# DATA FOR THE TASK:

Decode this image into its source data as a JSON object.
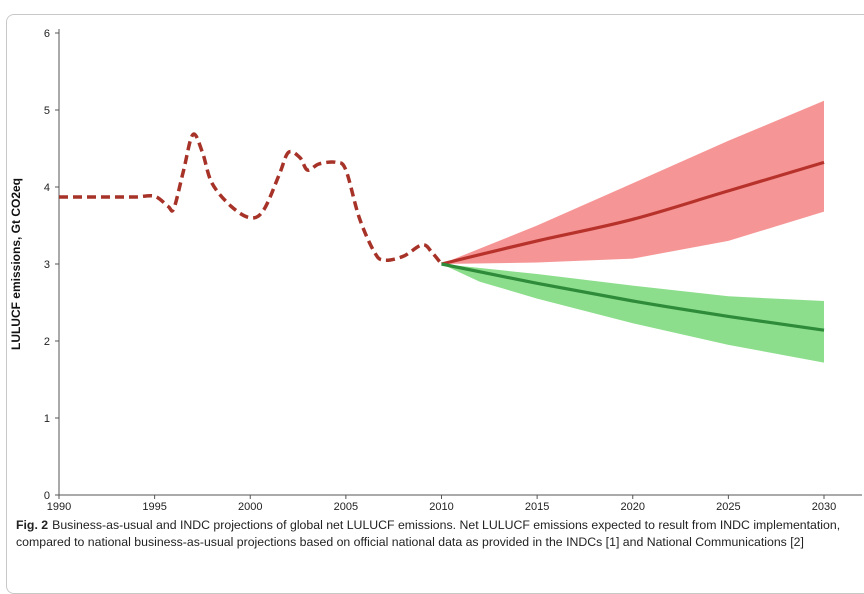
{
  "chart_data": {
    "type": "line",
    "title": "",
    "xlabel": "",
    "ylabel": "LULUCF emissions, Gt CO2eq",
    "xlim": [
      1990,
      2030
    ],
    "ylim": [
      0,
      6
    ],
    "x_ticks": [
      "1990",
      "1995",
      "2000",
      "2005",
      "2010",
      "2015",
      "2020",
      "2025",
      "2030"
    ],
    "y_ticks": [
      "0",
      "1",
      "2",
      "3",
      "4",
      "5",
      "6"
    ],
    "grid": false,
    "series": [
      {
        "name": "",
        "style": "dashed",
        "color": "#a63228",
        "points": [
          [
            1990,
            3.87
          ],
          [
            1991,
            3.87
          ],
          [
            1992,
            3.87
          ],
          [
            1993,
            3.87
          ],
          [
            1994,
            3.87
          ],
          [
            1995,
            3.88
          ],
          [
            1995.7,
            3.75
          ],
          [
            1996,
            3.72
          ],
          [
            1996.5,
            4.2
          ],
          [
            1997,
            4.68
          ],
          [
            1997.5,
            4.45
          ],
          [
            1998,
            4.05
          ],
          [
            1999,
            3.75
          ],
          [
            2000,
            3.6
          ],
          [
            2000.7,
            3.7
          ],
          [
            2001.5,
            4.15
          ],
          [
            2002,
            4.45
          ],
          [
            2002.6,
            4.38
          ],
          [
            2003,
            4.22
          ],
          [
            2003.6,
            4.3
          ],
          [
            2004.5,
            4.32
          ],
          [
            2005,
            4.22
          ],
          [
            2005.7,
            3.6
          ],
          [
            2006.5,
            3.15
          ],
          [
            2007,
            3.05
          ],
          [
            2008,
            3.1
          ],
          [
            2009,
            3.25
          ],
          [
            2009.5,
            3.15
          ],
          [
            2010,
            3.0
          ]
        ]
      },
      {
        "name": "",
        "style": "solid",
        "color": "#b8322c",
        "points": [
          [
            2010,
            3.0
          ],
          [
            2015,
            3.3
          ],
          [
            2020,
            3.58
          ],
          [
            2025,
            3.95
          ],
          [
            2030,
            4.32
          ]
        ],
        "band": {
          "color": "#f58f8f",
          "upper": [
            [
              2010,
              3.0
            ],
            [
              2015,
              3.5
            ],
            [
              2020,
              4.05
            ],
            [
              2025,
              4.6
            ],
            [
              2030,
              5.12
            ]
          ],
          "lower": [
            [
              2010,
              3.0
            ],
            [
              2015,
              3.02
            ],
            [
              2020,
              3.07
            ],
            [
              2025,
              3.3
            ],
            [
              2030,
              3.68
            ]
          ]
        }
      },
      {
        "name": "",
        "style": "solid",
        "color": "#2e8b3a",
        "points": [
          [
            2010,
            3.0
          ],
          [
            2015,
            2.75
          ],
          [
            2020,
            2.52
          ],
          [
            2025,
            2.32
          ],
          [
            2030,
            2.14
          ]
        ],
        "band": {
          "color": "#86dc86",
          "upper": [
            [
              2010,
              3.0
            ],
            [
              2015,
              2.87
            ],
            [
              2020,
              2.72
            ],
            [
              2025,
              2.58
            ],
            [
              2030,
              2.52
            ]
          ],
          "lower": [
            [
              2010,
              3.0
            ],
            [
              2012,
              2.77
            ],
            [
              2015,
              2.55
            ],
            [
              2020,
              2.23
            ],
            [
              2025,
              1.95
            ],
            [
              2030,
              1.72
            ]
          ]
        }
      }
    ]
  },
  "caption": {
    "label": "Fig. 2",
    "text": "Business-as-usual and INDC projections of global net LULUCF emissions. Net LULUCF emissions expected to result from INDC implementation, compared to national business-as-usual projections based on official national data as provided in the INDCs [1] and National Communications [2]"
  }
}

# EXERCISE REQUIREMENTS:
Look through the data above. Copy every line with the string "color" in it.

# ANSWER TO THE TASK:
        "color": "#a63228",
        "color": "#b8322c",
          "color": "#f58f8f",
        "color": "#2e8b3a",
          "color": "#86dc86",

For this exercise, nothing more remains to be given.